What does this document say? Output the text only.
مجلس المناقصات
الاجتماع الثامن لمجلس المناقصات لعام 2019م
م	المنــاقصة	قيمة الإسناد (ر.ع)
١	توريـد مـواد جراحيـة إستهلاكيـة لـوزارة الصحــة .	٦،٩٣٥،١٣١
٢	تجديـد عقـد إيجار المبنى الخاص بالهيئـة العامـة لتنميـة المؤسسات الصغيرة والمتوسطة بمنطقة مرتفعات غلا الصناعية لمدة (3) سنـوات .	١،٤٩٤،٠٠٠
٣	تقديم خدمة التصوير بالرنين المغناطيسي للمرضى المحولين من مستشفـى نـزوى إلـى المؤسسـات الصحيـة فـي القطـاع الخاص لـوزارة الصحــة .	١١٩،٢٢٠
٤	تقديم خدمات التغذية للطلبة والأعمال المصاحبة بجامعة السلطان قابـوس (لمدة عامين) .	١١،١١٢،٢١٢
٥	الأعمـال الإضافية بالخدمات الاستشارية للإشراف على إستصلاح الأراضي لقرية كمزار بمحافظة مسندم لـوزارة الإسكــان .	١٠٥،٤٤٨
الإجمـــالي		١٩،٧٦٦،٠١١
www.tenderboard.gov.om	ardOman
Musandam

DIRECTIONS:
Reproduce each entry word for word.

RESPONSE TO THE EXERCISE:
What does this document say? Output the text only.
مجلس المناقصات
الاجتماع الثامن لمجلس المناقصات لعام 2019م
م	المنــاقصة	قيمة الإسناد (ر.ع)
١	توريـد مـواد جراحيـة إستهلاكيـة لـوزارة الصحــة .	٦،٩٣٥،١٣١
٢	تجديـد عقـد إيجار المبنى الخاص بالهيئـة العامـة لتنميـة المؤسسات الصغيرة والمتوسطة بمنطقة مرتفعات غلا الصناعية لمدة (3) سنـوات .	١،٤٩٤،٠٠٠
٣	تقديم خدمة التصوير بالرنين المغناطيسي للمرضى المحولين من مستشفـى نـزوى إلـى المؤسسـات الصحيـة فـي القطـاع الخاص لـوزارة الصحــة .	١١٩،٢٢٠
٤	تقديم خدمات التغذية للطلبة والأعمال المصاحبة بجامعة السلطان قابـوس (لمدة عامين) .	١١،١١٢،٢١٢
٥	الأعمـال الإضافية بالخدمات الاستشارية للإشراف على إستصلاح الأراضي لقرية كمزار بمحافظة مسندم لـوزارة الإسكــان .	١٠٥،٤٤٨
الإجمـــالي		١٩،٧٦٦،٠١١
www.tenderboard.gov.om	ardOman
Musandam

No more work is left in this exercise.